What is being asked
For every line in the data below that contains "binnen", copy the line.

Saved entries
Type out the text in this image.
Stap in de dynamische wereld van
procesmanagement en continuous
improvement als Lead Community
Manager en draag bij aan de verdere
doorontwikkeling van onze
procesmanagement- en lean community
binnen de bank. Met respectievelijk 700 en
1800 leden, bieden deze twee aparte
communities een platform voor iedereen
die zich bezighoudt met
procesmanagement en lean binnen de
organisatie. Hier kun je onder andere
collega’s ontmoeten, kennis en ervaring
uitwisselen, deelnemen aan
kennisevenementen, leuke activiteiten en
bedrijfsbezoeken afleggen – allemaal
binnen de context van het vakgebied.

* * *

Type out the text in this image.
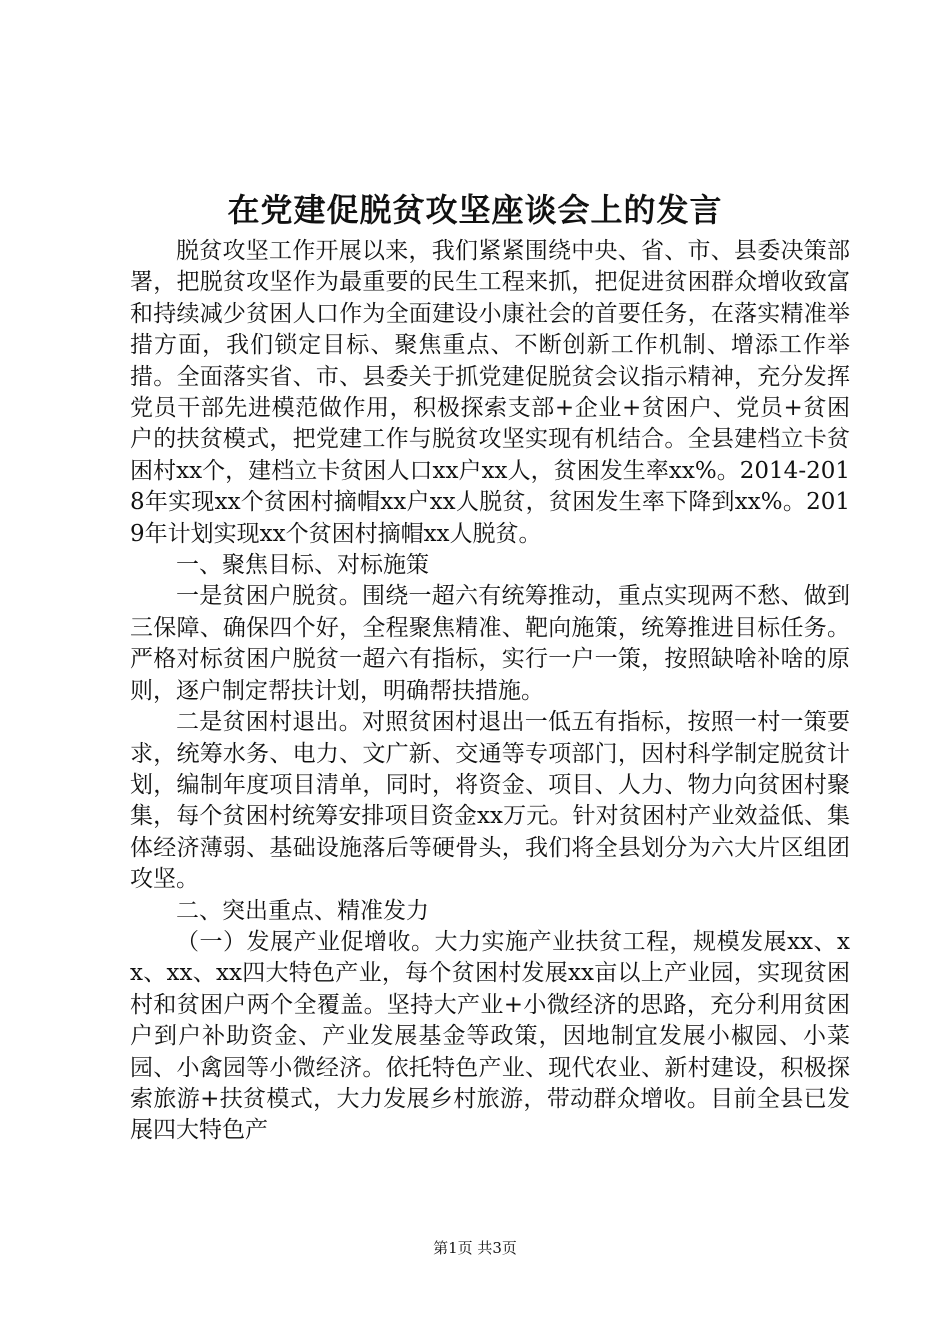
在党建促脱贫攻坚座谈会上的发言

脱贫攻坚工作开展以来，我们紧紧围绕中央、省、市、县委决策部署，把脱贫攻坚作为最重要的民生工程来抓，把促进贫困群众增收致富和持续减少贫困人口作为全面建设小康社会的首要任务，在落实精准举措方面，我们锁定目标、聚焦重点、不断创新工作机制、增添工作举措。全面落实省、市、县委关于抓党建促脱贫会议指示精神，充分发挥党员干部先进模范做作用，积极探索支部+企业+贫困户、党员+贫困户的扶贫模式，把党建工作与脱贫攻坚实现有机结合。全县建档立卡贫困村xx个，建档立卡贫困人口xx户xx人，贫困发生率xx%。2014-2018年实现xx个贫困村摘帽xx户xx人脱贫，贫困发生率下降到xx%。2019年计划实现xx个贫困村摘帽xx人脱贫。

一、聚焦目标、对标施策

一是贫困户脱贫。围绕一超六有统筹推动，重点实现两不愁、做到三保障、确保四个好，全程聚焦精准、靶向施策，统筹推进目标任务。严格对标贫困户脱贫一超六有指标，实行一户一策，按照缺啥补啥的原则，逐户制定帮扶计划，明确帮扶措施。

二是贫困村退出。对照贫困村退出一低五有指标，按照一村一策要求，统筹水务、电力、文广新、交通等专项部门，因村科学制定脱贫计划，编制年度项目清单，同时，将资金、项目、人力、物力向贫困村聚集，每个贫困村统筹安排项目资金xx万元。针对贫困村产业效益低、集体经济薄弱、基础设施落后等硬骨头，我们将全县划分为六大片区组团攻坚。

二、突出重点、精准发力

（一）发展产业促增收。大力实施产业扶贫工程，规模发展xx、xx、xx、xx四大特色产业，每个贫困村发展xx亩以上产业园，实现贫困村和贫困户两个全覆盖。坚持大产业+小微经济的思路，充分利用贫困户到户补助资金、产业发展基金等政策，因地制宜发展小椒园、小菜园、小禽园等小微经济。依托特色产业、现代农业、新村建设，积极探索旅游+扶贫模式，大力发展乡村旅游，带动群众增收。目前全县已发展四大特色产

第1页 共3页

Full answer
binnen de bank. Met respectievelijk 700 en
procesmanagement en lean binnen de
binnen de context van het vakgebied.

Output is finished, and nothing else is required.